## SHORT TASK
Go through the lines below and copy each one that holds the string "display".

## DATA FOR THIS TASK
· · ·

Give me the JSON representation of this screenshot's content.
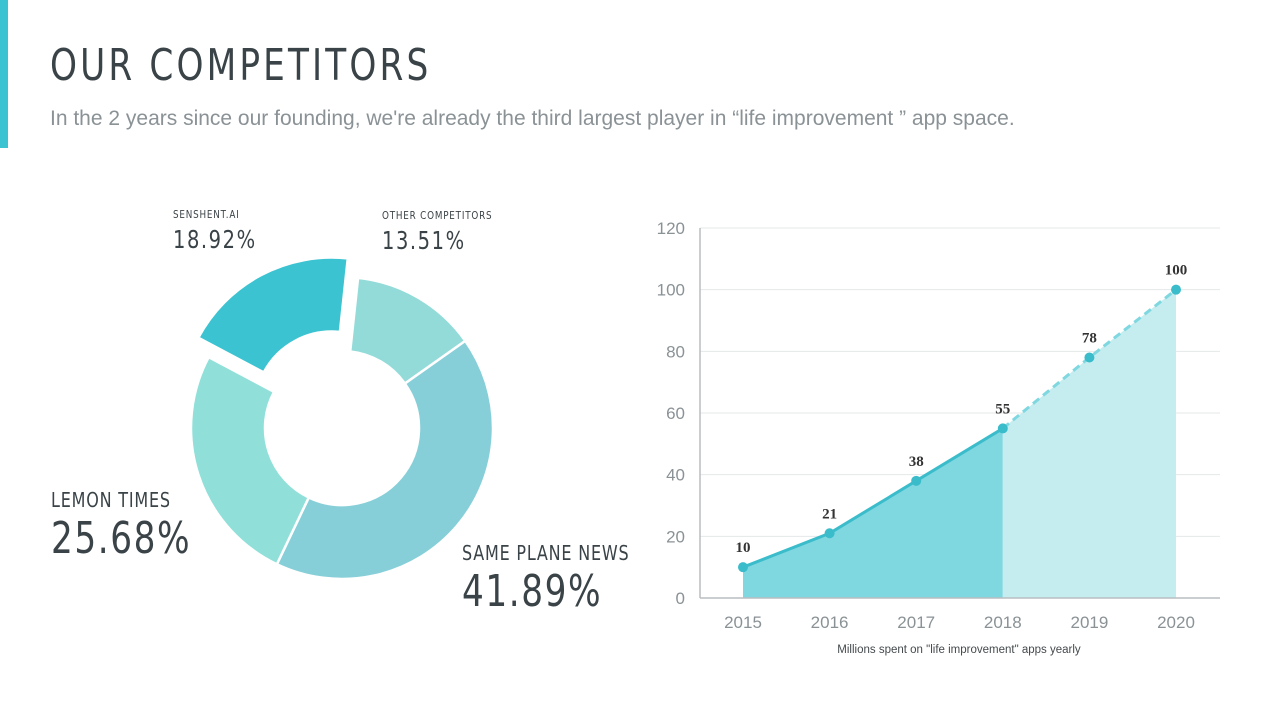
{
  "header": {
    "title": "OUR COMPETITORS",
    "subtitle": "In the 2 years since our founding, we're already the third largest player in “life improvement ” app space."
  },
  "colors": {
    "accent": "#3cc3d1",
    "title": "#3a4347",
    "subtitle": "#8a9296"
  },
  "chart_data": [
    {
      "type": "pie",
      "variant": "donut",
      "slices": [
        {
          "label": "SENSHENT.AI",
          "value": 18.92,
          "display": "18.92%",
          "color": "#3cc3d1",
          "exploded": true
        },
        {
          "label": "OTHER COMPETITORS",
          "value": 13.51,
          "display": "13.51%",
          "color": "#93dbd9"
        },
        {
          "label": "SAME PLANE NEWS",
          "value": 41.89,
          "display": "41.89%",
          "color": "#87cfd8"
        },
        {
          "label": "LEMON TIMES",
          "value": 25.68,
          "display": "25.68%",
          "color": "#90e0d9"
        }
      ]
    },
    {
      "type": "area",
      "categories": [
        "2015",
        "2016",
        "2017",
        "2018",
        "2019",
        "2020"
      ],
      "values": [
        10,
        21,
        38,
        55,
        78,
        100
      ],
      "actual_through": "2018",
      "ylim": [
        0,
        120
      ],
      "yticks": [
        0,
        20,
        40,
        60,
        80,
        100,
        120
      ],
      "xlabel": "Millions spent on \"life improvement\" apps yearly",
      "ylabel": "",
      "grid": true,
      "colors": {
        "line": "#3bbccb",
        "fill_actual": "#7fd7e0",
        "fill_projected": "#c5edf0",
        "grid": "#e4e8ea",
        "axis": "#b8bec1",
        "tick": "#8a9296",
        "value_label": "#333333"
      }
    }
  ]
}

· · ·

## RESPONSE TO THE EXERCISE
          "display": "18.92%",
          "display": "13.51%",
          "display": "41.89%",
          "display": "25.68%",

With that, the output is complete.